A run of records

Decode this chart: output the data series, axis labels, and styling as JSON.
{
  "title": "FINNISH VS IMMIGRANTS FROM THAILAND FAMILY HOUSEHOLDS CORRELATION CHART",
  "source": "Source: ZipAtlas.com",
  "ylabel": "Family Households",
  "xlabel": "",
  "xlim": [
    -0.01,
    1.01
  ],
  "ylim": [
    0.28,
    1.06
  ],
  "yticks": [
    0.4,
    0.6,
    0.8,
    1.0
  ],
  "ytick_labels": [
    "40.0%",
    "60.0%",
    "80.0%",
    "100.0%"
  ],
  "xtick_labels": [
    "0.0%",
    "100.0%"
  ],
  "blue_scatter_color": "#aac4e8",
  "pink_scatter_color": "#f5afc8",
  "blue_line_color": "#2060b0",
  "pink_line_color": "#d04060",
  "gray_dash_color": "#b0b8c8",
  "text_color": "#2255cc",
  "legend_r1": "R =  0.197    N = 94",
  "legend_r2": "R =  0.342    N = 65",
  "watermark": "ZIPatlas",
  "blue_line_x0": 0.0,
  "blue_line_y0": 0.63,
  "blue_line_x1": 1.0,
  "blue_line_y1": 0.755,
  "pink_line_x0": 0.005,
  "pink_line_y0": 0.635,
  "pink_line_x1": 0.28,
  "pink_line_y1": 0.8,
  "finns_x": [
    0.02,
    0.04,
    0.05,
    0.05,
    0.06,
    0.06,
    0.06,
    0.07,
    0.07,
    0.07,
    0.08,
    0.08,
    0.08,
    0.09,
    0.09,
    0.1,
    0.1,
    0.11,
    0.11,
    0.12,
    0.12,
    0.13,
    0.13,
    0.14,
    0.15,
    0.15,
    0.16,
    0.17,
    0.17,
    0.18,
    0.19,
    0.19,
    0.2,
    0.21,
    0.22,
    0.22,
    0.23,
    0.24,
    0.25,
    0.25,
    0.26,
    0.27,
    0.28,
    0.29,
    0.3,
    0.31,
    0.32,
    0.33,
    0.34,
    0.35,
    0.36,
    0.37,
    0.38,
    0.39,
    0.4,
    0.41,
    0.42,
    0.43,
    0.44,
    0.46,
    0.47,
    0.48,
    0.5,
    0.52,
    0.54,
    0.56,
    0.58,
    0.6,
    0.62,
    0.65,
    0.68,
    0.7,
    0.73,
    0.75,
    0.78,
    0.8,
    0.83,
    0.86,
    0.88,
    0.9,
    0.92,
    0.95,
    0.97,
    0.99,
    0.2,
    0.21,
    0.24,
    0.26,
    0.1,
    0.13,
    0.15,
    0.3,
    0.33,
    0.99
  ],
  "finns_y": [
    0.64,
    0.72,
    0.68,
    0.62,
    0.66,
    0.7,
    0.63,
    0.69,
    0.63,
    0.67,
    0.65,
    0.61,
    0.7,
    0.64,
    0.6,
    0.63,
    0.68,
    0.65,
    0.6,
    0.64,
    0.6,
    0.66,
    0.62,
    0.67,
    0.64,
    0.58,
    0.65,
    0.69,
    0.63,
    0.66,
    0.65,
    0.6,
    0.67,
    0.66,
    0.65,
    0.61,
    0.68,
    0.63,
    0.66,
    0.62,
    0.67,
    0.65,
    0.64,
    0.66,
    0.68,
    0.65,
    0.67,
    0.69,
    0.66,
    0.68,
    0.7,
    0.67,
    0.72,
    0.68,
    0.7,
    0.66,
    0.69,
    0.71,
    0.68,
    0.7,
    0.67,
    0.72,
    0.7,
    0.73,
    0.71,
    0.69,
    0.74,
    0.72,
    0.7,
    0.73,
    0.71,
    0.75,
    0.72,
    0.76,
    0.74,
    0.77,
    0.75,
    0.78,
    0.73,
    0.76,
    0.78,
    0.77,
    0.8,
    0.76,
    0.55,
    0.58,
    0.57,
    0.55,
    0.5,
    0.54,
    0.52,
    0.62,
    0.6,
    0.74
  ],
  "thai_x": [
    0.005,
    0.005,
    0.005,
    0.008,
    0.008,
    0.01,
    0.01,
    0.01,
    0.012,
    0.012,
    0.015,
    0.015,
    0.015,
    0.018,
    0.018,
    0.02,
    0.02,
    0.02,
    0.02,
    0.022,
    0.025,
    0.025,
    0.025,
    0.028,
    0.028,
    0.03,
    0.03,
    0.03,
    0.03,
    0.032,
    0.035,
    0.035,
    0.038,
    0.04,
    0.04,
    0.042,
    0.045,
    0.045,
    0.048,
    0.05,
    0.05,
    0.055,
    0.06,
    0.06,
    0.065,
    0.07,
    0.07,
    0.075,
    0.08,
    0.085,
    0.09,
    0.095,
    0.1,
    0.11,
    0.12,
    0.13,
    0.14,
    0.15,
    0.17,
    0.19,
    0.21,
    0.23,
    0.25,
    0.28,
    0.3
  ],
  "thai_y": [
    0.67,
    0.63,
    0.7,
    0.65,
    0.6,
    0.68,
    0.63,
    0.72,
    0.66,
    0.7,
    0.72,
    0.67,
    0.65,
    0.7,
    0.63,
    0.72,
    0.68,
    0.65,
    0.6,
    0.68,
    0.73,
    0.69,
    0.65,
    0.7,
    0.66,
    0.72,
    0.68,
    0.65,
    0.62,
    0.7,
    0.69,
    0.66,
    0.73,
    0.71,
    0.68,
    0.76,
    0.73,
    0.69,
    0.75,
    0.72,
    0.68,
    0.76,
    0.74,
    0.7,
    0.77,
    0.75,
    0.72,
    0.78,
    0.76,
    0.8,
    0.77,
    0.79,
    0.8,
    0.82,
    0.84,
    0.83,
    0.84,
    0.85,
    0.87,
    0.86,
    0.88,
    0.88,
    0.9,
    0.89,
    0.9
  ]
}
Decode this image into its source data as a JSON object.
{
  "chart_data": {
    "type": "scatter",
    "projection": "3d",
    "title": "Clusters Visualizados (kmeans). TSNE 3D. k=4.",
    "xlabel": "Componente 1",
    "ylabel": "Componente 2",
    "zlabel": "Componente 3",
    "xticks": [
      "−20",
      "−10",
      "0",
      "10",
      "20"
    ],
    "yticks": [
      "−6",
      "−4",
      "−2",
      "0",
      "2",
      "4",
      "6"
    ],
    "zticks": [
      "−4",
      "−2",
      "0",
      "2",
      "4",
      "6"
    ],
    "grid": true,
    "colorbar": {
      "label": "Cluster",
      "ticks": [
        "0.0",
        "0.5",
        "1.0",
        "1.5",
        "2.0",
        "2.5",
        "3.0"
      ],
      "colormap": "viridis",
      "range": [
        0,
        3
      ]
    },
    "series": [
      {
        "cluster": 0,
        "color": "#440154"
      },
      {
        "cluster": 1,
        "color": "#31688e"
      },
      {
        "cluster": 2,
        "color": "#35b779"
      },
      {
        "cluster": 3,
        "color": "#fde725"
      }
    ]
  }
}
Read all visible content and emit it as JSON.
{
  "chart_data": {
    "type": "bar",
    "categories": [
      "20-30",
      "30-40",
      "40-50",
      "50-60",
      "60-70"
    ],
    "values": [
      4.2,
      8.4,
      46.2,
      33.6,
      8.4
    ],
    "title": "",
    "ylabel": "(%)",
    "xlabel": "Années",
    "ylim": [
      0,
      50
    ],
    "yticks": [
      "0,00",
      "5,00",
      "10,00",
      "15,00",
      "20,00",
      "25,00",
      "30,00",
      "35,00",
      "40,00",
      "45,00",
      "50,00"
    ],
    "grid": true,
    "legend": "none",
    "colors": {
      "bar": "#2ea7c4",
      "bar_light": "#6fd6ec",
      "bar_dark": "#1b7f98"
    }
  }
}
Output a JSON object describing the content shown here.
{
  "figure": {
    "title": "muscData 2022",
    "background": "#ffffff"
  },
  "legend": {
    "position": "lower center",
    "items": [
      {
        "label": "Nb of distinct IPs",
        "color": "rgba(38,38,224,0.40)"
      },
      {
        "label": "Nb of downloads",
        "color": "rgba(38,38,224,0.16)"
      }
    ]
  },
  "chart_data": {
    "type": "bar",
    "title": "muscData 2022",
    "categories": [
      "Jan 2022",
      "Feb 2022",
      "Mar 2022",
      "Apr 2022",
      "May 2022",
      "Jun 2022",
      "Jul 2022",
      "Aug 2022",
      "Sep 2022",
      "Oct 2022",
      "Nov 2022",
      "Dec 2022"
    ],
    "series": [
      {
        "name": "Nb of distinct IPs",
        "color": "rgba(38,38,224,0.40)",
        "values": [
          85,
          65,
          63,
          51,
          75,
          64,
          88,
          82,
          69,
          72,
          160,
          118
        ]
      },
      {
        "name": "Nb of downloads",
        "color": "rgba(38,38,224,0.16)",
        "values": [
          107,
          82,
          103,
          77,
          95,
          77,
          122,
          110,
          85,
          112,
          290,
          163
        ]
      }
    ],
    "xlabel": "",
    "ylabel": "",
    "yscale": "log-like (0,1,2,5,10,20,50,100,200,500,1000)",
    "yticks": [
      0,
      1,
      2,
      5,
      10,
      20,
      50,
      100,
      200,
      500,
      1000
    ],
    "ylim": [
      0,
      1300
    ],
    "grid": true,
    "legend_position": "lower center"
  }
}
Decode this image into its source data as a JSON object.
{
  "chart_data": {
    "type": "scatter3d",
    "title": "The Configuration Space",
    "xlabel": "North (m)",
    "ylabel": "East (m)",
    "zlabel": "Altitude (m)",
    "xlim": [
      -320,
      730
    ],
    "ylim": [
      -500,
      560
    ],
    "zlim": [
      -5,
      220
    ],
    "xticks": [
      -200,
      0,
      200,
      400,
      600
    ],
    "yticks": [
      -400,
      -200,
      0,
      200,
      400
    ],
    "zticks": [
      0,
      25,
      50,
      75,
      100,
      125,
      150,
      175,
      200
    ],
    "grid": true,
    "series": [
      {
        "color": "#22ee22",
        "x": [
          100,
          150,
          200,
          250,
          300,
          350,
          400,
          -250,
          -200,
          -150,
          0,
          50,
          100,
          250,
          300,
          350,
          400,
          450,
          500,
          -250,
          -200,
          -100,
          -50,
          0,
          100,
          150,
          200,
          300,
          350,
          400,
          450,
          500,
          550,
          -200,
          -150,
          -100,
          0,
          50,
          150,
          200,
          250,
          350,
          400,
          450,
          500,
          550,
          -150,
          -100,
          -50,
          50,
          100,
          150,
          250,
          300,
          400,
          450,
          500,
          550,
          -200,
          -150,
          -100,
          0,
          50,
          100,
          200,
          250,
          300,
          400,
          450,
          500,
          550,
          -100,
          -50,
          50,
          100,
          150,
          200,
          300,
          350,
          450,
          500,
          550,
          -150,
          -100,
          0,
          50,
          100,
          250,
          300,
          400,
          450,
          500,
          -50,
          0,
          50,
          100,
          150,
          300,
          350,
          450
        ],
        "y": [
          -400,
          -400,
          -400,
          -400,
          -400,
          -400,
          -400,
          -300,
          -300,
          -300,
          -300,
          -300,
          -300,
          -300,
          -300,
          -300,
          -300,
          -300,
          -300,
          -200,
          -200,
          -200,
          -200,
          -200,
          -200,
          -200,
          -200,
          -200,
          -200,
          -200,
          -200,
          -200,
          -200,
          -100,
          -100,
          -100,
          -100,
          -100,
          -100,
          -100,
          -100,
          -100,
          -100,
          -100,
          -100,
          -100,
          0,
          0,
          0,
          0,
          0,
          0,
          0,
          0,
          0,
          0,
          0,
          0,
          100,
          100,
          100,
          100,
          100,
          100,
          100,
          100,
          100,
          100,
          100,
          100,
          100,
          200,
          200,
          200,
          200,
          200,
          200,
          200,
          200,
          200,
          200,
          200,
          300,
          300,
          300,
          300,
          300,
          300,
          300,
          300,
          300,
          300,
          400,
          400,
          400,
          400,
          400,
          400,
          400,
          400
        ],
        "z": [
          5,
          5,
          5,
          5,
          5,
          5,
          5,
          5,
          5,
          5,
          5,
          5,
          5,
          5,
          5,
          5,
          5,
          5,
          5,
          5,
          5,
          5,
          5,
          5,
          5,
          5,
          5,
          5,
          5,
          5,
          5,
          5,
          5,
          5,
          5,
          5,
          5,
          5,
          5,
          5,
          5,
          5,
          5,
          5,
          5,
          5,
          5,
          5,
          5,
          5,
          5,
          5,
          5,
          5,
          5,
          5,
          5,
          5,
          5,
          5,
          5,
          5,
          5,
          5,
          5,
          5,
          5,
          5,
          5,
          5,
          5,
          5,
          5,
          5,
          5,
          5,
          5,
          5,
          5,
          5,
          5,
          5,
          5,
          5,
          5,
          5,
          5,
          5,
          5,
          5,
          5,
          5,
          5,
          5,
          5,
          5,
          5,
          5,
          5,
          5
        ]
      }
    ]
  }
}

**DIRECTION:** Reply with nothing except the number of lines in the listing above that include "title".

**TASK ANSWER:** 6